• **DO THIS**:
All of the records listed below should be retyped exactly.

==================================================

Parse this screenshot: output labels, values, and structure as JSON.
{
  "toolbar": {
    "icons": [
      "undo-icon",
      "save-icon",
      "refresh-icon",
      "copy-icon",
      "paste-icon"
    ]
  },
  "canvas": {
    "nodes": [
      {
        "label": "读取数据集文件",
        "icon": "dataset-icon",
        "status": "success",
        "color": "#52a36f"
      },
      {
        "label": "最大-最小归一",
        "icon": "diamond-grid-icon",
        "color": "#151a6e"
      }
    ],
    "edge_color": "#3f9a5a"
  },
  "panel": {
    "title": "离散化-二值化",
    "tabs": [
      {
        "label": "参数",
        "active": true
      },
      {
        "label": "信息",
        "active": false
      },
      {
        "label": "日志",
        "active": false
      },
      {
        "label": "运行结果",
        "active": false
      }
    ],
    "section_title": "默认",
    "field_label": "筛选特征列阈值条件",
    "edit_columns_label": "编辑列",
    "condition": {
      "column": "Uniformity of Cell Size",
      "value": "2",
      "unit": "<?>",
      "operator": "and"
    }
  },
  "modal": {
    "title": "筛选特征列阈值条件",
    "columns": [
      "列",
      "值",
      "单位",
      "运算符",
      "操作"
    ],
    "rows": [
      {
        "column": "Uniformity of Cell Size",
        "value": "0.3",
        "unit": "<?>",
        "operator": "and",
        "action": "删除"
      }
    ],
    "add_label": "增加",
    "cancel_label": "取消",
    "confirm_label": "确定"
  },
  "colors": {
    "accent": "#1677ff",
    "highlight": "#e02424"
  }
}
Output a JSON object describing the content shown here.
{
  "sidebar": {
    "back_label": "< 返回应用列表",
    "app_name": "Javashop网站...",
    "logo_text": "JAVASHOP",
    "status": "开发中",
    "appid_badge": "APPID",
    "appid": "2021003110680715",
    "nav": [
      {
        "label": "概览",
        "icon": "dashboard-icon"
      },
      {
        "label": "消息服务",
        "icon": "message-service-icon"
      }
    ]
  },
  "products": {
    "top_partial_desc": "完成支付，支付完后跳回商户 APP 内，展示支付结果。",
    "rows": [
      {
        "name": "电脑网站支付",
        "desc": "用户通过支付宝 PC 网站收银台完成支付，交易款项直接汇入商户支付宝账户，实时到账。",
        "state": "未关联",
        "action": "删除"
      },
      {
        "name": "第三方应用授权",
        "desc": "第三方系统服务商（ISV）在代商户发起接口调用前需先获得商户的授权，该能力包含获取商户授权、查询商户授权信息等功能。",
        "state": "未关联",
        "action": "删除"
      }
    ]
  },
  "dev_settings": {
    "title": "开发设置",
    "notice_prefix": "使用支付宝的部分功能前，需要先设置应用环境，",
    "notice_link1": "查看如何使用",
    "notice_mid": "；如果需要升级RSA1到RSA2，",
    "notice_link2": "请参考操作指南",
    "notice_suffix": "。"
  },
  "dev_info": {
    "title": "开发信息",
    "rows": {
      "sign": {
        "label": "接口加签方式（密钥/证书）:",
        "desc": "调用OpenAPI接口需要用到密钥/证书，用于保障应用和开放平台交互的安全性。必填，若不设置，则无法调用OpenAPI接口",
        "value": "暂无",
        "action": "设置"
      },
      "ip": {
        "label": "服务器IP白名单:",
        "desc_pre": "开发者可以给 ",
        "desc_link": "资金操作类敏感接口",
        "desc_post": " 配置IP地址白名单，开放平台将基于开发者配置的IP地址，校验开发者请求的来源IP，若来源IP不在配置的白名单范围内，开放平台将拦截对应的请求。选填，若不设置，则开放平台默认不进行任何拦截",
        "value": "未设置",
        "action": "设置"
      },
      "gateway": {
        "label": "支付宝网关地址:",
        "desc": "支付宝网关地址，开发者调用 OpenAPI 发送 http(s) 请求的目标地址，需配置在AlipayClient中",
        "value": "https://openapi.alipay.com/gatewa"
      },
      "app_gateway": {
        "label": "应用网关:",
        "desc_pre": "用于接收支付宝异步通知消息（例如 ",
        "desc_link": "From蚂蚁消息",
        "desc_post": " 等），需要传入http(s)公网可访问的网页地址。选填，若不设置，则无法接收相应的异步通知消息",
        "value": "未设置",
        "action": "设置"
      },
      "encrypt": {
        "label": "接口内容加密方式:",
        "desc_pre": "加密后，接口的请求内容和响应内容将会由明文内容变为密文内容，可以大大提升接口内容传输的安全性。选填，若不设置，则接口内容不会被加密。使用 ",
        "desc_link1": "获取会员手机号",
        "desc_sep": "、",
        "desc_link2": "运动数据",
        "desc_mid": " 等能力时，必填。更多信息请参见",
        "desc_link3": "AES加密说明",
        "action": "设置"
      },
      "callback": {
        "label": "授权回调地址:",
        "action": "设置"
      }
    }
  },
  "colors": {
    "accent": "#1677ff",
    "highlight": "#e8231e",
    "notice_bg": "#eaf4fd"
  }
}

==================================================

• **RESULT FOR THIS EXERCISE**:
Parse this screenshot: output labels, values, and structure as JSON.
{
  "toolbar": {
    "icons": [
      "undo-icon",
      "save-icon",
      "refresh-icon",
      "copy-icon",
      "paste-icon"
    ]
  },
  "canvas": {
    "nodes": [
      {
        "label": "读取数据集文件",
        "icon": "dataset-icon",
        "status": "success",
        "color": "#52a36f"
      },
      {
        "label": "最大-最小归一",
        "icon": "diamond-grid-icon",
        "color": "#151a6e"
      }
    ],
    "edge_color": "#3f9a5a"
  },
  "panel": {
    "title": "离散化-二值化",
    "tabs": [
      {
        "label": "参数",
        "active": true
      },
      {
        "label": "信息",
        "active": false
      },
      {
        "label": "日志",
        "active": false
      },
      {
        "label": "运行结果",
        "active": false
      }
    ],
    "section_title": "默认",
    "field_label": "筛选特征列阈值条件",
    "edit_columns_label": "编辑列",
    "condition": {
      "column": "Uniformity of Cell Size",
      "value": "2",
      "unit": "<?>",
      "operator": "and"
    }
  },
  "modal": {
    "title": "筛选特征列阈值条件",
    "columns": [
      "列",
      "值",
      "单位",
      "运算符",
      "操作"
    ],
    "rows": [
      {
        "column": "Uniformity of Cell Size",
        "value": "0.3",
        "unit": "<?>",
        "operator": "and",
        "action": "删除"
      }
    ],
    "add_label": "增加",
    "cancel_label": "取消",
    "confirm_label": "确定"
  },
  "colors": {
    "accent": "#1677ff",
    "highlight": "#e02424"
  }
}
Output a JSON object describing the content shown here.
{
  "sidebar": {
    "back_label": "< 返回应用列表",
    "app_name": "Javashop网站...",
    "logo_text": "JAVASHOP",
    "status": "开发中",
    "appid_badge": "APPID",
    "appid": "2021003110680715",
    "nav": [
      {
        "label": "概览",
        "icon": "dashboard-icon"
      },
      {
        "label": "消息服务",
        "icon": "message-service-icon"
      }
    ]
  },
  "products": {
    "top_partial_desc": "完成支付，支付完后跳回商户 APP 内，展示支付结果。",
    "rows": [
      {
        "name": "电脑网站支付",
        "desc": "用户通过支付宝 PC 网站收银台完成支付，交易款项直接汇入商户支付宝账户，实时到账。",
        "state": "未关联",
        "action": "删除"
      },
      {
        "name": "第三方应用授权",
        "desc": "第三方系统服务商（ISV）在代商户发起接口调用前需先获得商户的授权，该能力包含获取商户授权、查询商户授权信息等功能。",
        "state": "未关联",
        "action": "删除"
      }
    ]
  },
  "dev_settings": {
    "title": "开发设置",
    "notice_prefix": "使用支付宝的部分功能前，需要先设置应用环境，",
    "notice_link1": "查看如何使用",
    "notice_mid": "；如果需要升级RSA1到RSA2，",
    "notice_link2": "请参考操作指南",
    "notice_suffix": "。"
  },
  "dev_info": {
    "title": "开发信息",
    "rows": {
      "sign": {
        "label": "接口加签方式（密钥/证书）:",
        "desc": "调用OpenAPI接口需要用到密钥/证书，用于保障应用和开放平台交互的安全性。必填，若不设置，则无法调用OpenAPI接口",
        "value": "暂无",
        "action": "设置"
      },
      "ip": {
        "label": "服务器IP白名单:",
        "desc_pre": "开发者可以给 ",
        "desc_link": "资金操作类敏感接口",
        "desc_post": " 配置IP地址白名单，开放平台将基于开发者配置的IP地址，校验开发者请求的来源IP，若来源IP不在配置的白名单范围内，开放平台将拦截对应的请求。选填，若不设置，则开放平台默认不进行任何拦截",
        "value": "未设置",
        "action": "设置"
      },
      "gateway": {
        "label": "支付宝网关地址:",
        "desc": "支付宝网关地址，开发者调用 OpenAPI 发送 http(s) 请求的目标地址，需配置在AlipayClient中",
        "value": "https://openapi.alipay.com/gatewa"
      },
      "app_gateway": {
        "label": "应用网关:",
        "desc_pre": "用于接收支付宝异步通知消息（例如 ",
        "desc_link": "From蚂蚁消息",
        "desc_post": " 等），需要传入http(s)公网可访问的网页地址。选填，若不设置，则无法接收相应的异步通知消息",
        "value": "未设置",
        "action": "设置"
      },
      "encrypt": {
        "label": "接口内容加密方式:",
        "desc_pre": "加密后，接口的请求内容和响应内容将会由明文内容变为密文内容，可以大大提升接口内容传输的安全性。选填，若不设置，则接口内容不会被加密。使用 ",
        "desc_link1": "获取会员手机号",
        "desc_sep": "、",
        "desc_link2": "运动数据",
        "desc_mid": " 等能力时，必填。更多信息请参见",
        "desc_link3": "AES加密说明",
        "action": "设置"
      },
      "callback": {
        "label": "授权回调地址:",
        "action": "设置"
      }
    }
  },
  "colors": {
    "accent": "#1677ff",
    "highlight": "#e8231e",
    "notice_bg": "#eaf4fd"
  }
}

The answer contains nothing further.